Given information >>
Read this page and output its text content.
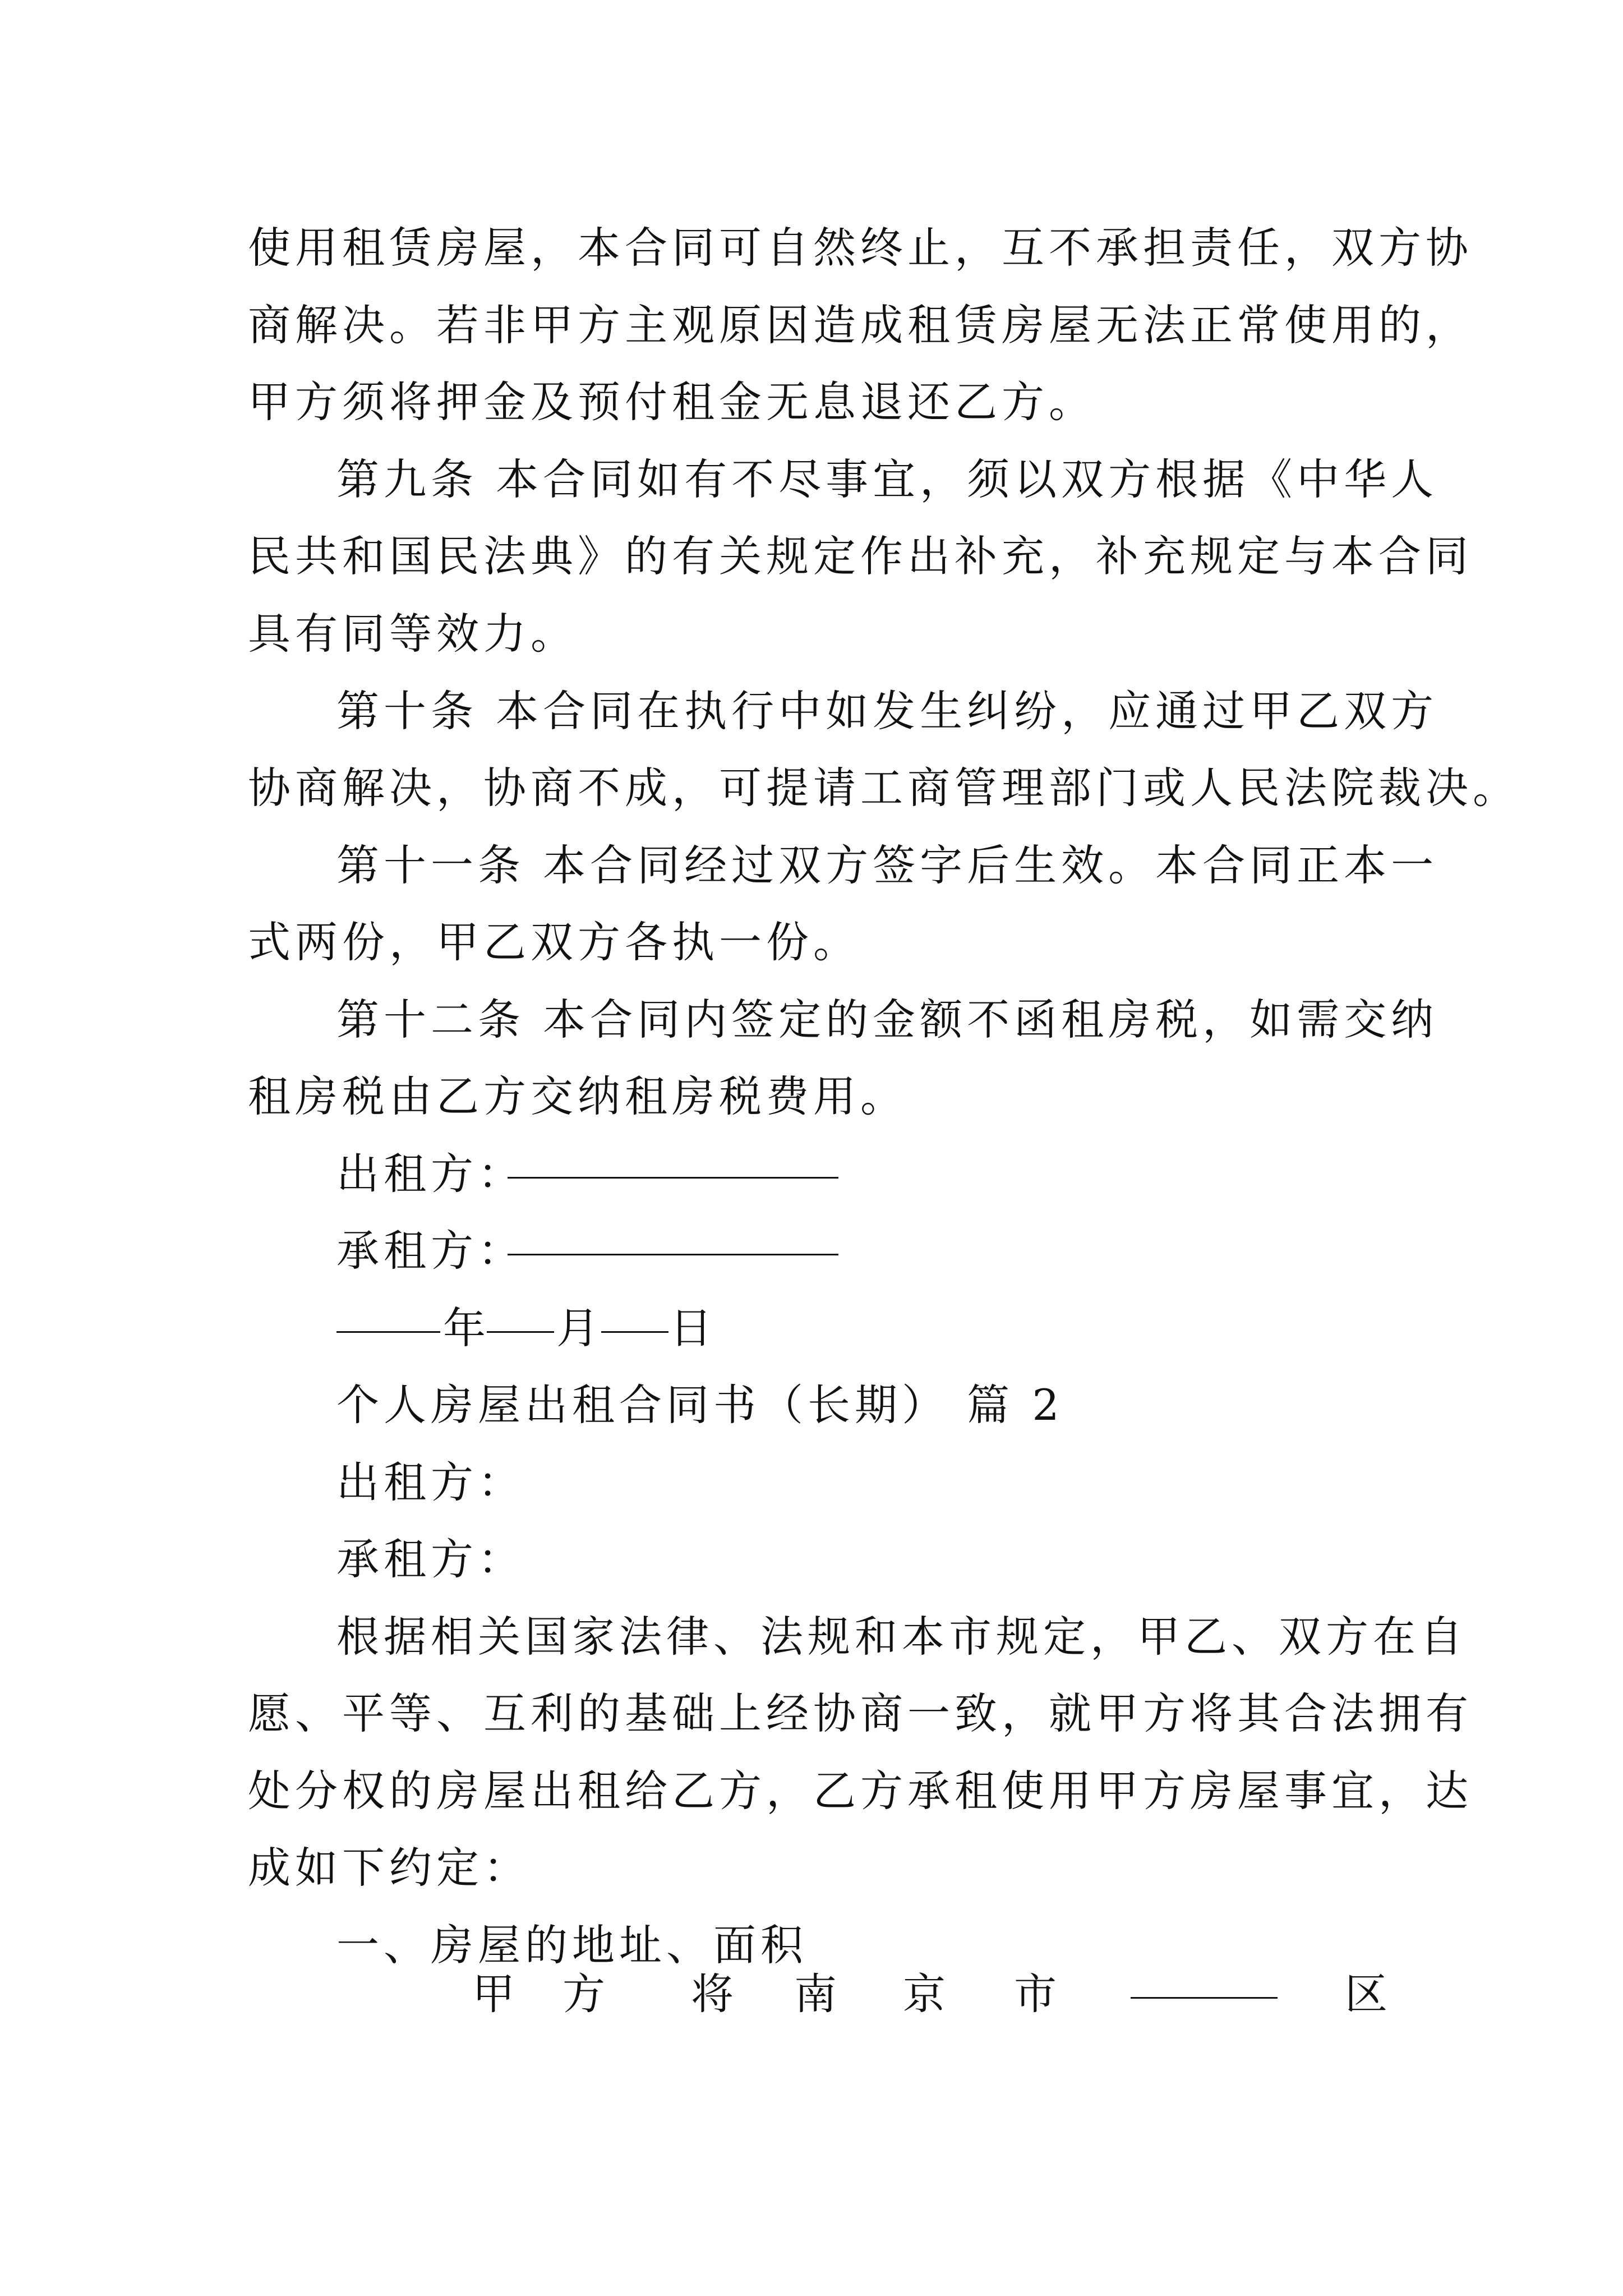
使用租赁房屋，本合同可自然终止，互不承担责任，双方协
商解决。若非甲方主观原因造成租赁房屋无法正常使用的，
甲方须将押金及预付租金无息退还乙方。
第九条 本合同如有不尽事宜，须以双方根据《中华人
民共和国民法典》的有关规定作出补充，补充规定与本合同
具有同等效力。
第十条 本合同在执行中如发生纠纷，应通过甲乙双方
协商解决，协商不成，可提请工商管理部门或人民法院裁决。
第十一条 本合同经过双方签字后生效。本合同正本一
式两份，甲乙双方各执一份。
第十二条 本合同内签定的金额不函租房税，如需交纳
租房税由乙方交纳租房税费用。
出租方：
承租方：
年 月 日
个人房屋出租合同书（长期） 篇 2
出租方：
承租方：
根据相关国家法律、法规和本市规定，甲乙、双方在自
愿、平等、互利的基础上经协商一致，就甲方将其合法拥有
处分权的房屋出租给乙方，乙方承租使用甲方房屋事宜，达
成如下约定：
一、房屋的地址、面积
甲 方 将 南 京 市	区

---

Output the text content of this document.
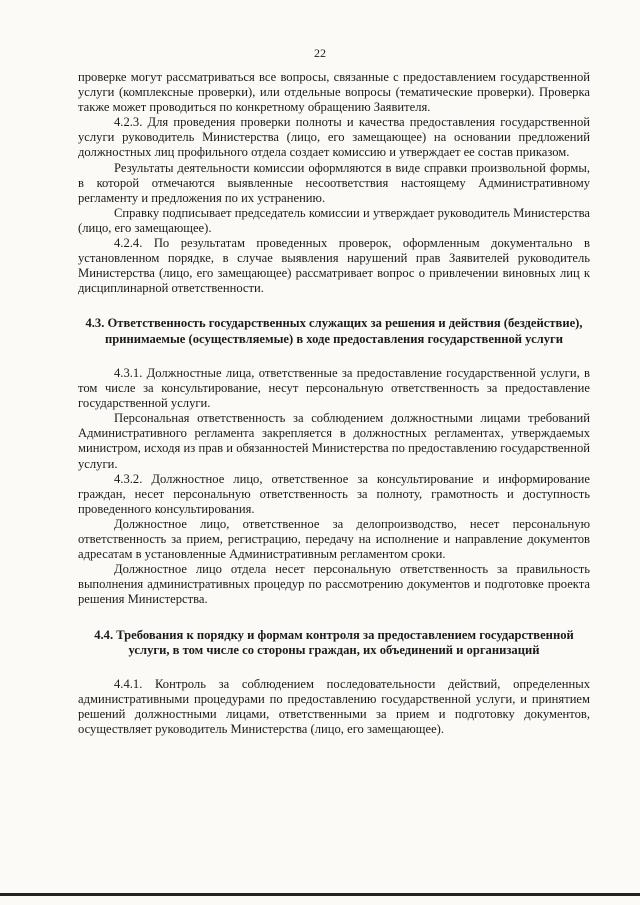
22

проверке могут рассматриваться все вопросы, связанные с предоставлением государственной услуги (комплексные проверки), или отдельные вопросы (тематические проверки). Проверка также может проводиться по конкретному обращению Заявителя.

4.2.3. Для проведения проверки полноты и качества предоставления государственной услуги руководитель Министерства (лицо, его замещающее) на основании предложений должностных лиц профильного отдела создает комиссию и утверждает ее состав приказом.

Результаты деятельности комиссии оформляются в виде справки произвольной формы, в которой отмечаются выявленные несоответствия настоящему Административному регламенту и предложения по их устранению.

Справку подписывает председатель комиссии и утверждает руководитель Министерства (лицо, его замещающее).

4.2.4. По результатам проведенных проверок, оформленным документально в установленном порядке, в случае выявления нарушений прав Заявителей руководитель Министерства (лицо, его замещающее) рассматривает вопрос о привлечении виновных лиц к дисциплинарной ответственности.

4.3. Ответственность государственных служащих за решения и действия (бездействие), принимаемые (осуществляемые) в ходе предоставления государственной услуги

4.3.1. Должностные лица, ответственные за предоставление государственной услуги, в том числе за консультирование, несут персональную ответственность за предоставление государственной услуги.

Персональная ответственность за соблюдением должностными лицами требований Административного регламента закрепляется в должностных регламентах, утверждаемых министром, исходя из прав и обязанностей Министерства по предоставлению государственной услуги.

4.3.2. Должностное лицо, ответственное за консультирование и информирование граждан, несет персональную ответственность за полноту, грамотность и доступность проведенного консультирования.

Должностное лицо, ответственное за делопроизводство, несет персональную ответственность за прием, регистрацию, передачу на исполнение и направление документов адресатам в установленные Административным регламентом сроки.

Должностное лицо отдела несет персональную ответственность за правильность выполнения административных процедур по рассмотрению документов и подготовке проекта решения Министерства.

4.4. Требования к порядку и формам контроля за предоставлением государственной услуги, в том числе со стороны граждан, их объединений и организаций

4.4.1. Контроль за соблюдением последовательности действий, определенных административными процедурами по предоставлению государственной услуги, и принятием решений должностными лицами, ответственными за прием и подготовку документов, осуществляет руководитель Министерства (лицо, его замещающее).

Task statement >> Pick out each line containing the string "text" and copy it.

Solution for this task >>
Read this page and output its text content.
Output the text content of this document.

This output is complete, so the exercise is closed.